__What you need to do__. Find the lines containing the word "phase" and copy every one of them.

__Task data__.
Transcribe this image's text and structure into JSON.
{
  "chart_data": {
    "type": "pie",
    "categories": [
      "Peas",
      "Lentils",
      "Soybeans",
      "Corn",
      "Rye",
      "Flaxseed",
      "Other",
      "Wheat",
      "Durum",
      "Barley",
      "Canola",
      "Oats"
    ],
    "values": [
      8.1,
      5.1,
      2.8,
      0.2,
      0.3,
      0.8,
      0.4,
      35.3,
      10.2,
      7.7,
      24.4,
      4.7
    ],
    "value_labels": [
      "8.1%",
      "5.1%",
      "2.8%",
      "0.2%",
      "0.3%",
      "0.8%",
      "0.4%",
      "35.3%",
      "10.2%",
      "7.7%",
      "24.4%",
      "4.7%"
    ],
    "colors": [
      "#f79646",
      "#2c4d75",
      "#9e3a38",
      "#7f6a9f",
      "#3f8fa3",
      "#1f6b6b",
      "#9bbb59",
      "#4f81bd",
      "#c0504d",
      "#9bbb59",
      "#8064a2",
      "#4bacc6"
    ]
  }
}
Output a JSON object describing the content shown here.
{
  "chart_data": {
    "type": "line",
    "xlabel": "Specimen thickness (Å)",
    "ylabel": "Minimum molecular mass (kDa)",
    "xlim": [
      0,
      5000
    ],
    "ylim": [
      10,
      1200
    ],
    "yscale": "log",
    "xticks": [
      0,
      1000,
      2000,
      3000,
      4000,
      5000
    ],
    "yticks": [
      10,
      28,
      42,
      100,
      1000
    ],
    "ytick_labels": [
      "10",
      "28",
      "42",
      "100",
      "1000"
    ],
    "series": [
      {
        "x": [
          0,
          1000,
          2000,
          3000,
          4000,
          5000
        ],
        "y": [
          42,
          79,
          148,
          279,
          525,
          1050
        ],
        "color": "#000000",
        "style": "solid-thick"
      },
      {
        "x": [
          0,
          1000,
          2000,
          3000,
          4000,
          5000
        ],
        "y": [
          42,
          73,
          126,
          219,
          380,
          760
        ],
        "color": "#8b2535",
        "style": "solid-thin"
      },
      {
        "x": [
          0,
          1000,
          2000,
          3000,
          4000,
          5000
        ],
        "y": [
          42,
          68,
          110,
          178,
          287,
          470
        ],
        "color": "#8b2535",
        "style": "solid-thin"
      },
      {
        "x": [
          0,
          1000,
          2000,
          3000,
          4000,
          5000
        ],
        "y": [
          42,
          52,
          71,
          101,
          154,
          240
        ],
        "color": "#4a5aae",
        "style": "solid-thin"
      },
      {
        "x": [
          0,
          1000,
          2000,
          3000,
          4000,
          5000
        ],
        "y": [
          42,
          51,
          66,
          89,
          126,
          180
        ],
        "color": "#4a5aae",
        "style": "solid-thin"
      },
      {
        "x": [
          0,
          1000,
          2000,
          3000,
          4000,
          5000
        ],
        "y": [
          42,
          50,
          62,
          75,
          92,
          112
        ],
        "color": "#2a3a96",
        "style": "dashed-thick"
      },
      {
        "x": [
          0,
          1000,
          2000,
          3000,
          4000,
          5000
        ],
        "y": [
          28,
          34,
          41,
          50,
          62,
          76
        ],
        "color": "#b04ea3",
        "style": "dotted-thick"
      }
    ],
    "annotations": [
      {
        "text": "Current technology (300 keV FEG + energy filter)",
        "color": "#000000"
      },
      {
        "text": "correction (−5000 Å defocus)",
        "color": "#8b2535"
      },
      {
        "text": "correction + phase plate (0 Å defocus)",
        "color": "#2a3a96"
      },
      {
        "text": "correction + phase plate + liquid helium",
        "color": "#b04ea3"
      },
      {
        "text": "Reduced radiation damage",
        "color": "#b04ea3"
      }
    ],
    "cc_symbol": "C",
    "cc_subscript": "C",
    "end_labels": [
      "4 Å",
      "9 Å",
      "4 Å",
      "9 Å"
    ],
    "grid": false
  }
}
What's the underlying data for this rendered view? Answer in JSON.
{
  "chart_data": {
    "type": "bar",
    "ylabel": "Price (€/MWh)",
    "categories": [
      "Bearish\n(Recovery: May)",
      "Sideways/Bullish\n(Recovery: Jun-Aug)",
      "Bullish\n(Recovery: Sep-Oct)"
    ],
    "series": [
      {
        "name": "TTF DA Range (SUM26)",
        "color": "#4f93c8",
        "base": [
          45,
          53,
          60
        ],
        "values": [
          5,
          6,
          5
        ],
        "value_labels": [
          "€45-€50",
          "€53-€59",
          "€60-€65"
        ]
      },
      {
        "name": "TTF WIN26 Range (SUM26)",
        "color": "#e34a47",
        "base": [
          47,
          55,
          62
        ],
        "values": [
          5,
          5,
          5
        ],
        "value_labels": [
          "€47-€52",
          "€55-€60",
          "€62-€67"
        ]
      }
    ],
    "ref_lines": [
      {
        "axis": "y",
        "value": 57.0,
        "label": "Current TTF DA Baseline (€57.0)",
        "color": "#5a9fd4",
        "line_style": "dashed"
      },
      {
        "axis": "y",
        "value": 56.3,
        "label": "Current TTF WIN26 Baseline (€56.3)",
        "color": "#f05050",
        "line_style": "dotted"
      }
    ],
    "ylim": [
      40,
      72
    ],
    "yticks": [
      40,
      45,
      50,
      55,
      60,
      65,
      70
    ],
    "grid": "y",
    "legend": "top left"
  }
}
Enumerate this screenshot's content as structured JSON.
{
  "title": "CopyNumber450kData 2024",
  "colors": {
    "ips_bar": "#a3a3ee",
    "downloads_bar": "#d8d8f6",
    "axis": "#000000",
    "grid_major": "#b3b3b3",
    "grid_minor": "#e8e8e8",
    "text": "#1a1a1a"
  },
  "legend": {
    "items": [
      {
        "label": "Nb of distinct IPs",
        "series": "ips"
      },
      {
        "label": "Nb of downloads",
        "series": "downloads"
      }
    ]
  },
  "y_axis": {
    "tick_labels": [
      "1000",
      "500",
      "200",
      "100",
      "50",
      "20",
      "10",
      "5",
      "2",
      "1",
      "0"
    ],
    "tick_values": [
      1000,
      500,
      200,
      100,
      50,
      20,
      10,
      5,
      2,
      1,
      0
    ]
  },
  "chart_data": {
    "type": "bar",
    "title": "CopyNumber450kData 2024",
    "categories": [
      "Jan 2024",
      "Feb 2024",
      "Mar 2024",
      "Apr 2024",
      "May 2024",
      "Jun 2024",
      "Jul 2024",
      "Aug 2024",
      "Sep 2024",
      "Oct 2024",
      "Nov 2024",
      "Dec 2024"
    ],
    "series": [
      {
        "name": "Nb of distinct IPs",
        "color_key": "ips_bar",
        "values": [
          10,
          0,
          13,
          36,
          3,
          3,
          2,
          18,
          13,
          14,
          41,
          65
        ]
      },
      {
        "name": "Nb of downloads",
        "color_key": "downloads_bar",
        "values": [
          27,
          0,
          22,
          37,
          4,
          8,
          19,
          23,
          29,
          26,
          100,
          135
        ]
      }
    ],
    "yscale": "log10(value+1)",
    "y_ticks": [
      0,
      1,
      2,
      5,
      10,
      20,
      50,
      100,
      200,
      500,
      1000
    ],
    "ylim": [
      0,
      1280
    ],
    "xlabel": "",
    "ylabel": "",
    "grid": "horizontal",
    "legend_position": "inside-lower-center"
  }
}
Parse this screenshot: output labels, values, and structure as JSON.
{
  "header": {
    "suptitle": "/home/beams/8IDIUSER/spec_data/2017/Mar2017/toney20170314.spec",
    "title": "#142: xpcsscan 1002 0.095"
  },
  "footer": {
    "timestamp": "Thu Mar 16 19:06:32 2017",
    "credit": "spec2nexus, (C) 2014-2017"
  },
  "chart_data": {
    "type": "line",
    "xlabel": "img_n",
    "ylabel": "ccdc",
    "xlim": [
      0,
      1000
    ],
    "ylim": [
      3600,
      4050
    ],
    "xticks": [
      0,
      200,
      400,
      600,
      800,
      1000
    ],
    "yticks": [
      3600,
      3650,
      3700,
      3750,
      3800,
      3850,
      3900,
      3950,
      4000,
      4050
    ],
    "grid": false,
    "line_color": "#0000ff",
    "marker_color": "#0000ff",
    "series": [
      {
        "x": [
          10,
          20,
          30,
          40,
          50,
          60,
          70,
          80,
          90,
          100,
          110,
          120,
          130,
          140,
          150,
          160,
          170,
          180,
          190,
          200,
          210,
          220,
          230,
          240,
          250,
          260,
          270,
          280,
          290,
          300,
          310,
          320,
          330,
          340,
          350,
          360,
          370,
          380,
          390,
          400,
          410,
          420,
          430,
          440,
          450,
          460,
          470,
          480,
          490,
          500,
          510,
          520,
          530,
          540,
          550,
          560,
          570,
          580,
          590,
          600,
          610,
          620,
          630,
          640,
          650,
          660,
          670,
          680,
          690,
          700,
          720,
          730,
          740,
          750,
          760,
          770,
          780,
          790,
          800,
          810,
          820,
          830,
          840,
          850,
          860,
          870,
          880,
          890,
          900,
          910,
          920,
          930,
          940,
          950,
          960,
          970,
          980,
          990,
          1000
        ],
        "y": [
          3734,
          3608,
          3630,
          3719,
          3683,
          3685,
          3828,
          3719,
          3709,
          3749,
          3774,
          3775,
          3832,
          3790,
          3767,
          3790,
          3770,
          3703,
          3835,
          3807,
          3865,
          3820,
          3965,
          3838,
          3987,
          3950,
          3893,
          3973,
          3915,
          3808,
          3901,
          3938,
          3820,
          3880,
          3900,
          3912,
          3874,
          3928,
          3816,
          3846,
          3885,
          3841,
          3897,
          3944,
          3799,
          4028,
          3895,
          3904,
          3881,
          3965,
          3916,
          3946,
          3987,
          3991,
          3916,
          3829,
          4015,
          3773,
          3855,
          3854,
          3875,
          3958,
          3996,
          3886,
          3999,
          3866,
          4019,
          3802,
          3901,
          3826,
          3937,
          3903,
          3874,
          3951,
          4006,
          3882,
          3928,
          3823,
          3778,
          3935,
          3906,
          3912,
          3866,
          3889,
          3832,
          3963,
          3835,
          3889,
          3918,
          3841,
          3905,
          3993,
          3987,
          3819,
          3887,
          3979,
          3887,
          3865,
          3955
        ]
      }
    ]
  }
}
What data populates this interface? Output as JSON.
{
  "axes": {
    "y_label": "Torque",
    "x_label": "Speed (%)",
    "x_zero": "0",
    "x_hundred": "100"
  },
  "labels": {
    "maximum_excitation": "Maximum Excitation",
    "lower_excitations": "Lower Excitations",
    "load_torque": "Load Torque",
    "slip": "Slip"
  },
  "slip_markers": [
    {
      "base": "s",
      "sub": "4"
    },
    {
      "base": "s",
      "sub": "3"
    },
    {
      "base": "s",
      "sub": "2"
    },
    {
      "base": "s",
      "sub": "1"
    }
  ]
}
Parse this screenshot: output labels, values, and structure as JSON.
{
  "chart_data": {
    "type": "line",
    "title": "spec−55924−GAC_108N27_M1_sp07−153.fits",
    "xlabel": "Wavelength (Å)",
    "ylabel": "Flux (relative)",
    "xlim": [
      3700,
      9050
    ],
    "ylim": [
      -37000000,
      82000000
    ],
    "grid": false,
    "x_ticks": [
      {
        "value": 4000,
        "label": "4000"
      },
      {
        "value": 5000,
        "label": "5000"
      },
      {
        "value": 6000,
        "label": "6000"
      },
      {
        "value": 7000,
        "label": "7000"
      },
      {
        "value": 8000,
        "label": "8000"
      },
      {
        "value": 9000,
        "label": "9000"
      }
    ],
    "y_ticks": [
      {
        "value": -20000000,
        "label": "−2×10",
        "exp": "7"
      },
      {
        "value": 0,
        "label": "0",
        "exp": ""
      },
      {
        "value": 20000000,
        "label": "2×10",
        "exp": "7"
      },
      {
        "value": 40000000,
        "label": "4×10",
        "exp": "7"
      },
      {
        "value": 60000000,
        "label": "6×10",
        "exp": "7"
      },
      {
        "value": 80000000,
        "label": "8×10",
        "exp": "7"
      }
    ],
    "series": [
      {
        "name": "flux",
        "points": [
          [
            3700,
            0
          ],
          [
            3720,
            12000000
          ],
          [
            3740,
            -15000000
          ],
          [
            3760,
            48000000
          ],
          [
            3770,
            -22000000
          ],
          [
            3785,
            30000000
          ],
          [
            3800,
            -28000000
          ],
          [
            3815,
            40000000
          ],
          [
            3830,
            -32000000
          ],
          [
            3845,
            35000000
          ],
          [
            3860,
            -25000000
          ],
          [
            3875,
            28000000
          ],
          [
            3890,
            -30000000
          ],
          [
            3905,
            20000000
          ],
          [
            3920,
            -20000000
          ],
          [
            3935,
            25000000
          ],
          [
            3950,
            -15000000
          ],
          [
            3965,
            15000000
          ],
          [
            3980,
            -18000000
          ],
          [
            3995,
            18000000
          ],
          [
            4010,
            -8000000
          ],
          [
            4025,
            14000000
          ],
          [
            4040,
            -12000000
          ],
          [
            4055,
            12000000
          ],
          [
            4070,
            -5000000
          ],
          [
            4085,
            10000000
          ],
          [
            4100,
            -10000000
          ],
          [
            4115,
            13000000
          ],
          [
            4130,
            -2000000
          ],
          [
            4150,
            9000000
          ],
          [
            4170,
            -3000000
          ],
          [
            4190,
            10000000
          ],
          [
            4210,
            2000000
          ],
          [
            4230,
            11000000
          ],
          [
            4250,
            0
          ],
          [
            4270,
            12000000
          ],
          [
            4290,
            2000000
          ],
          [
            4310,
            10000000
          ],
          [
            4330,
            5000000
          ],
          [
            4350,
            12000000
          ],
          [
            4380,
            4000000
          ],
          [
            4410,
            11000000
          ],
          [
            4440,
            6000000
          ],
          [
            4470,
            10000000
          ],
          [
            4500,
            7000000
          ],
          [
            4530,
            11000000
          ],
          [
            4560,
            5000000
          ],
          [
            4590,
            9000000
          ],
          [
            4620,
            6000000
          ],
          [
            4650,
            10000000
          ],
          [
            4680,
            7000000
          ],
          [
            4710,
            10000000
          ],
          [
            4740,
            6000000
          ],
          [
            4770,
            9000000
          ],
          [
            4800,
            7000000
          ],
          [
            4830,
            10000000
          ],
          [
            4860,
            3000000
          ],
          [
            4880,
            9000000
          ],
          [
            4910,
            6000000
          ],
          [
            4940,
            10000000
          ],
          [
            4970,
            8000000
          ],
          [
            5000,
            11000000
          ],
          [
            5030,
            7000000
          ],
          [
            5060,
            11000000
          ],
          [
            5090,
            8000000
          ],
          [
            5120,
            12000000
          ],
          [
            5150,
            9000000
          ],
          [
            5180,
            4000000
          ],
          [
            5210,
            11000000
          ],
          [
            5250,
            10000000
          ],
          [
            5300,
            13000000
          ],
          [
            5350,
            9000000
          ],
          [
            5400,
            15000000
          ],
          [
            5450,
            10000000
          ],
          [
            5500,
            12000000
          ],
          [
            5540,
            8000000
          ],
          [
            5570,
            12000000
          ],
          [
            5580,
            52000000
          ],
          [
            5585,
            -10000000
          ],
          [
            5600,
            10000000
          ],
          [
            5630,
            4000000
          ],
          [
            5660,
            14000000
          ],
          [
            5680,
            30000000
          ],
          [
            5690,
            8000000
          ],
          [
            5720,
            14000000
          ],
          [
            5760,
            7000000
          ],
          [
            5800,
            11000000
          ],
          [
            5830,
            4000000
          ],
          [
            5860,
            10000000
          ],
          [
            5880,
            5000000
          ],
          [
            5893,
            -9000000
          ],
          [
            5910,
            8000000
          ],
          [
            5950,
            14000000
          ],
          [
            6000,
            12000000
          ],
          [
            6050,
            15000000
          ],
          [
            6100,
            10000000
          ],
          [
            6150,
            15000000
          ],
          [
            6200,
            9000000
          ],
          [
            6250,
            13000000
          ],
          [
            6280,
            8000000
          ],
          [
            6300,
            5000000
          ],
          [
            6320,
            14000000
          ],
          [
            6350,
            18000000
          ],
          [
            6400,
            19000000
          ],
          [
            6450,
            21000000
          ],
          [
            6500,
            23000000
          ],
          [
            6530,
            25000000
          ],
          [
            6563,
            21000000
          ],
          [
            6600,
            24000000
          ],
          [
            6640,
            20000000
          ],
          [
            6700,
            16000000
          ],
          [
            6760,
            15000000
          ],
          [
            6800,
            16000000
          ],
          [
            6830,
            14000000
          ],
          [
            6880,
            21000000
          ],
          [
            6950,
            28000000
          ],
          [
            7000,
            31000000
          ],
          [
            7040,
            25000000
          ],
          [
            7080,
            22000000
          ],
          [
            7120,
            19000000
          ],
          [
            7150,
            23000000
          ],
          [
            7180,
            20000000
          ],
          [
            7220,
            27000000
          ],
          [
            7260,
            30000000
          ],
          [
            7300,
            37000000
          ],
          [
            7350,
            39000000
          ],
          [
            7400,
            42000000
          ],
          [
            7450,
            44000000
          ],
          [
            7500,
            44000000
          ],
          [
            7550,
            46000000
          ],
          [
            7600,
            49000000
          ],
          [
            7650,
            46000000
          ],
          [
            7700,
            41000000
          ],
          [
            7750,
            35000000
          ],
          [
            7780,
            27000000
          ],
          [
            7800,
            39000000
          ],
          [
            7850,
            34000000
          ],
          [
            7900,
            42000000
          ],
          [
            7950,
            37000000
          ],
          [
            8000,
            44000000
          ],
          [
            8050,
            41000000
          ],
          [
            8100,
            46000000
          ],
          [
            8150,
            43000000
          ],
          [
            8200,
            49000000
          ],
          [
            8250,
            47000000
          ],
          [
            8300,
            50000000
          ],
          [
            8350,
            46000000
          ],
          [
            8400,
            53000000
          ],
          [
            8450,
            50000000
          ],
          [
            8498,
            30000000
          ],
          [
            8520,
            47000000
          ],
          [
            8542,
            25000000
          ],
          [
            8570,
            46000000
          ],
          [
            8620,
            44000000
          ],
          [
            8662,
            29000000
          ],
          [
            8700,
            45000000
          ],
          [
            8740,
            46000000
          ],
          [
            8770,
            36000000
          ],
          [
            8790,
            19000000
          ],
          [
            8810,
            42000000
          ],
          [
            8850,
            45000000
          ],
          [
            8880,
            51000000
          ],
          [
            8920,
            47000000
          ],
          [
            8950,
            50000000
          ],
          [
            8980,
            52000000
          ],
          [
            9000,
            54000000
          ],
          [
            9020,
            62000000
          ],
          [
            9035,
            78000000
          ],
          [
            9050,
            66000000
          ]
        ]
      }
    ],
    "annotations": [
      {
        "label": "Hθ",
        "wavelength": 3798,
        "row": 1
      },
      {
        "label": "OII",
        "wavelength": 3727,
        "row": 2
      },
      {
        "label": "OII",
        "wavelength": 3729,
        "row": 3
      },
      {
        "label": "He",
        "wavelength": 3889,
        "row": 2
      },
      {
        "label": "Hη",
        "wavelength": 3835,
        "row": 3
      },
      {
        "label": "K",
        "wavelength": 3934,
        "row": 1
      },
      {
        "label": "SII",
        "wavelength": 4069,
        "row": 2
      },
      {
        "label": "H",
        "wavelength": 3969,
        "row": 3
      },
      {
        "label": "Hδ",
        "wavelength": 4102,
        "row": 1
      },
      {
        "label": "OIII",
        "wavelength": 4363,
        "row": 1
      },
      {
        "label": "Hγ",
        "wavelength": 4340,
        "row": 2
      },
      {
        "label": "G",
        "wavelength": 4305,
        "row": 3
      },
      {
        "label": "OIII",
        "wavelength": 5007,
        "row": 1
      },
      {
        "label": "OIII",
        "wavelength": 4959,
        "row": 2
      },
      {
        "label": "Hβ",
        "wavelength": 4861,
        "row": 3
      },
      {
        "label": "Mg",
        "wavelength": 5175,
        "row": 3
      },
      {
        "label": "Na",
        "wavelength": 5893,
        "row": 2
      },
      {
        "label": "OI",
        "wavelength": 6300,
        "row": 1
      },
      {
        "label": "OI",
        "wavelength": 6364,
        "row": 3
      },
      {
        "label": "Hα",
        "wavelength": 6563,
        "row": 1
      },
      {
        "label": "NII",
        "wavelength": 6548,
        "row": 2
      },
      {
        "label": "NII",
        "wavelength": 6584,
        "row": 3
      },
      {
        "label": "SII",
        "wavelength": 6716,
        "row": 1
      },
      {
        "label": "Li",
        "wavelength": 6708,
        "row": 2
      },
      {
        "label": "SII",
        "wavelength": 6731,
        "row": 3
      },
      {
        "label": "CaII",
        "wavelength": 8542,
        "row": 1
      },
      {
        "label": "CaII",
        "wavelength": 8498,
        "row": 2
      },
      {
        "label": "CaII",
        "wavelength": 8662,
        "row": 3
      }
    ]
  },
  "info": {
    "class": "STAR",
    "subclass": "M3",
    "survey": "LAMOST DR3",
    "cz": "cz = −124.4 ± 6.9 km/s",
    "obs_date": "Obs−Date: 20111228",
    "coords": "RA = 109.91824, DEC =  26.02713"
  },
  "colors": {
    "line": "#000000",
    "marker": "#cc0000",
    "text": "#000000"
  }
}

__Right answer__.
        "text": "correction + phase plate (0 Å defocus)",
        "text": "correction + phase plate + liquid helium",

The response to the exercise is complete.